>> begin Materials provided

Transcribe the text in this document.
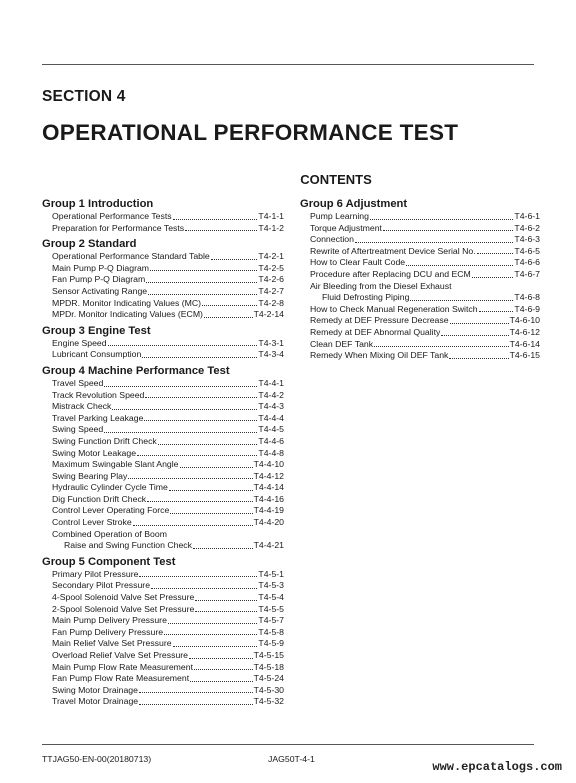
SECTION 4
OPERATIONAL PERFORMANCE TEST
CONTENTS
Group 1 Introduction
Operational Performance Tests	T4-1-1
Preparation for Performance Tests	T4-1-2
Group 2 Standard
Operational Performance Standard Table	T4-2-1
Main Pump P-Q Diagram	T4-2-5
Fan Pump P-Q Diagram	T4-2-6
Sensor Activating Range	T4-2-7
MPDR. Monitor Indicating Values (MC)	T4-2-8
MPDr. Monitor Indicating Values (ECM)	T4-2-14
Group 3 Engine Test
Engine Speed	T4-3-1
Lubricant Consumption	T4-3-4
Group 4 Machine Performance Test
Travel Speed	T4-4-1
Track Revolution Speed	T4-4-2
Mistrack Check	T4-4-3
Travel Parking Leakage	T4-4-4
Swing Speed	T4-4-5
Swing Function Drift Check	T4-4-6
Swing Motor Leakage	T4-4-8
Maximum Swingable Slant Angle	T4-4-10
Swing Bearing Play	T4-4-12
Hydraulic Cylinder Cycle Time	T4-4-14
Dig Function Drift Check	T4-4-16
Control Lever Operating Force	T4-4-19
Control Lever Stroke	T4-4-20
Combined Operation of Boom
Raise and Swing Function Check	T4-4-21
Group 5 Component Test
Primary Pilot Pressure	T4-5-1
Secondary Pilot Pressure	T4-5-3
4-Spool Solenoid Valve Set Pressure	T4-5-4
2-Spool Solenoid Valve Set Pressure	T4-5-5
Main Pump Delivery Pressure	T4-5-7
Fan Pump Delivery Pressure	T4-5-8
Main Relief Valve Set Pressure	T4-5-9
Overload Relief Valve Set Pressure	T4-5-15
Main Pump Flow Rate Measurement	T4-5-18
Fan Pump Flow Rate Measurement	T4-5-24
Swing Motor Drainage	T4-5-30
Travel Motor Drainage	T4-5-32
Group 6 Adjustment
Pump Learning	T4-6-1
Torque Adjustment	T4-6-2
Connection	T4-6-3
Rewrite of Aftertreatment Device Serial No.	T4-6-5
How to Clear Fault Code	T4-6-6
Procedure after Replacing DCU and ECM	T4-6-7
Air Bleeding from the Diesel Exhaust
Fluid Defrosting Piping	T4-6-8
How to Check Manual Regeneration Switch	T4-6-9
Remedy at DEF Pressure Decrease	T4-6-10
Remedy at DEF Abnormal Quality	T4-6-12
Clean DEF Tank	T4-6-14
Remedy When Mixing Oil DEF Tank	T4-6-15
TTJAG50-EN-00(20180713)	JAG50T-4-1
www.epcatalogs.com
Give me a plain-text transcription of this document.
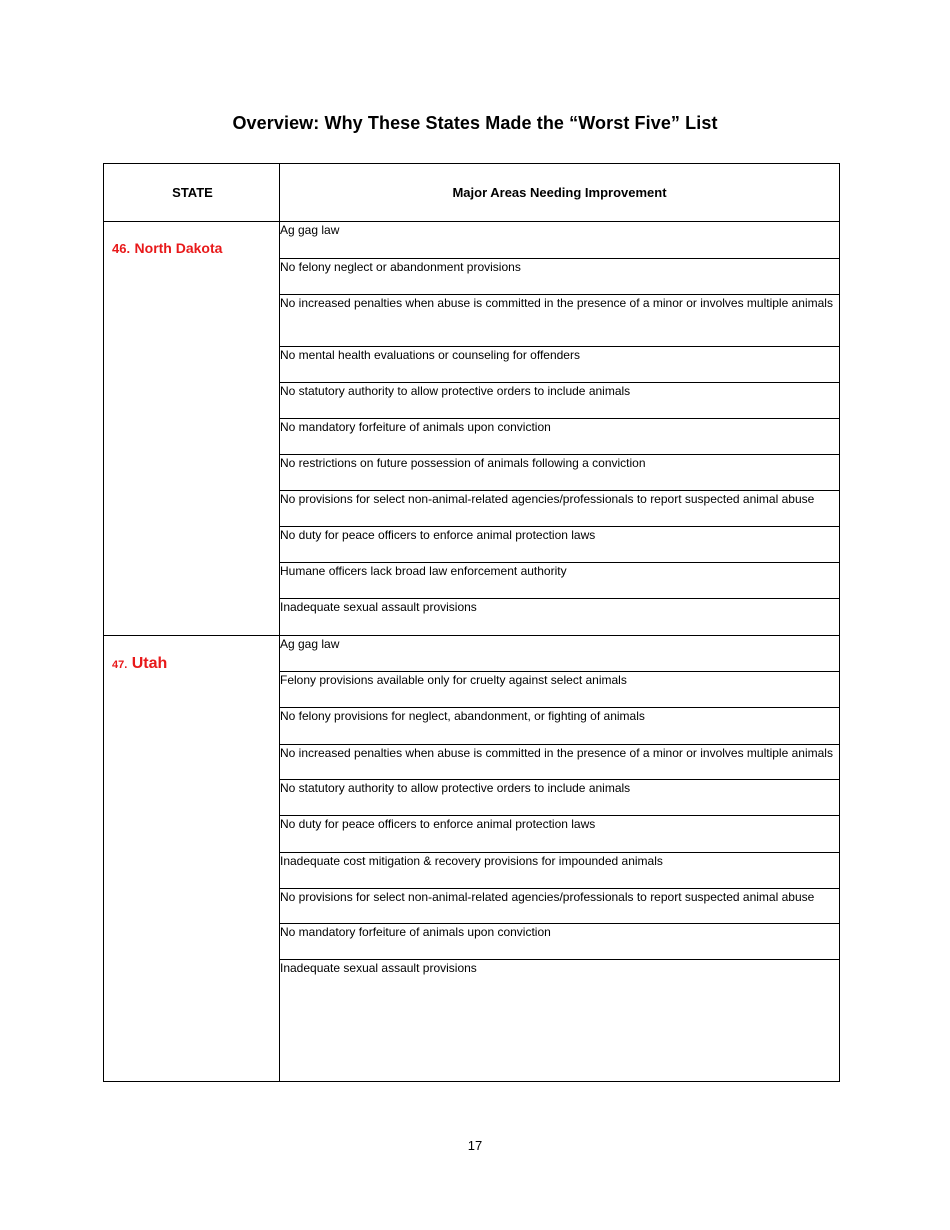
Overview: Why These States Made the “Worst Five” List
STATE	Major Areas Needing Improvement

46. North Dakota	Ag gag law
	No felony neglect or abandonment provisions
	No increased penalties when abuse is committed in the presence of a minor or involves multiple animals
	No mental health evaluations or counseling for offenders
	No statutory authority to allow protective orders to include animals
	No mandatory forfeiture of animals upon conviction
	No restrictions on future possession of animals following a conviction
	No provisions for select non-animal-related agencies/professionals to report suspected animal abuse
	No duty for peace officers to enforce animal protection laws
	Humane officers lack broad law enforcement authority
	Inadequate sexual assault provisions

47. Utah	Ag gag law
	Felony provisions available only for cruelty against select animals
	No felony provisions for neglect, abandonment, or fighting of animals
	No increased penalties when abuse is committed in the presence of a minor or involves multiple animals
	No statutory authority to allow protective orders to include animals
	No duty for peace officers to enforce animal protection laws
	Inadequate cost mitigation & recovery provisions for impounded animals
	No provisions for select non-animal-related agencies/professionals to report suspected animal abuse
	No mandatory forfeiture of animals upon conviction
	Inadequate sexual assault provisions
17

>> end Materials provided

# [Task details]
Copy every entry exactly as written. Pictures are excluded.

# [Written response]
Transcribe the text in this document.
SECTION 4
OPERATIONAL PERFORMANCE TEST
CONTENTS
Group 1 Introduction
Operational Performance Tests	T4-1-1
Preparation for Performance Tests	T4-1-2
Group 2 Standard
Operational Performance Standard Table	T4-2-1
Main Pump P-Q Diagram	T4-2-5
Fan Pump P-Q Diagram	T4-2-6
Sensor Activating Range	T4-2-7
MPDR. Monitor Indicating Values (MC)	T4-2-8
MPDr. Monitor Indicating Values (ECM)	T4-2-14
Group 3 Engine Test
Engine Speed	T4-3-1
Lubricant Consumption	T4-3-4
Group 4 Machine Performance Test
Travel Speed	T4-4-1
Track Revolution Speed	T4-4-2
Mistrack Check	T4-4-3
Travel Parking Leakage	T4-4-4
Swing Speed	T4-4-5
Swing Function Drift Check	T4-4-6
Swing Motor Leakage	T4-4-8
Maximum Swingable Slant Angle	T4-4-10
Swing Bearing Play	T4-4-12
Hydraulic Cylinder Cycle Time	T4-4-14
Dig Function Drift Check	T4-4-16
Control Lever Operating Force	T4-4-19
Control Lever Stroke	T4-4-20
Combined Operation of Boom
Raise and Swing Function Check	T4-4-21
Group 5 Component Test
Primary Pilot Pressure	T4-5-1
Secondary Pilot Pressure	T4-5-3
4-Spool Solenoid Valve Set Pressure	T4-5-4
2-Spool Solenoid Valve Set Pressure	T4-5-5
Main Pump Delivery Pressure	T4-5-7
Fan Pump Delivery Pressure	T4-5-8
Main Relief Valve Set Pressure	T4-5-9
Overload Relief Valve Set Pressure	T4-5-15
Main Pump Flow Rate Measurement	T4-5-18
Fan Pump Flow Rate Measurement	T4-5-24
Swing Motor Drainage	T4-5-30
Travel Motor Drainage	T4-5-32
Group 6 Adjustment
Pump Learning	T4-6-1
Torque Adjustment	T4-6-2
Connection	T4-6-3
Rewrite of Aftertreatment Device Serial No.	T4-6-5
How to Clear Fault Code	T4-6-6
Procedure after Replacing DCU and ECM	T4-6-7
Air Bleeding from the Diesel Exhaust
Fluid Defrosting Piping	T4-6-8
How to Check Manual Regeneration Switch	T4-6-9
Remedy at DEF Pressure Decrease	T4-6-10
Remedy at DEF Abnormal Quality	T4-6-12
Clean DEF Tank	T4-6-14
Remedy When Mixing Oil DEF Tank	T4-6-15
TTJAG50-EN-00(20180713)	JAG50T-4-1
www.epcatalogs.com
Give me a plain-text transcription of this document.
Overview: Why These States Made the “Worst Five” List
STATE	Major Areas Needing Improvement

46. North Dakota	Ag gag law
	No felony neglect or abandonment provisions
	No increased penalties when abuse is committed in the presence of a minor or involves multiple animals
	No mental health evaluations or counseling for offenders
	No statutory authority to allow protective orders to include animals
	No mandatory forfeiture of animals upon conviction
	No restrictions on future possession of animals following a conviction
	No provisions for select non-animal-related agencies/professionals to report suspected animal abuse
	No duty for peace officers to enforce animal protection laws
	Humane officers lack broad law enforcement authority
	Inadequate sexual assault provisions

47. Utah	Ag gag law
	Felony provisions available only for cruelty against select animals
	No felony provisions for neglect, abandonment, or fighting of animals
	No increased penalties when abuse is committed in the presence of a minor or involves multiple animals
	No statutory authority to allow protective orders to include animals
	No duty for peace officers to enforce animal protection laws
	Inadequate cost mitigation & recovery provisions for impounded animals
	No provisions for select non-animal-related agencies/professionals to report suspected animal abuse
	No mandatory forfeiture of animals upon conviction
	Inadequate sexual assault provisions
17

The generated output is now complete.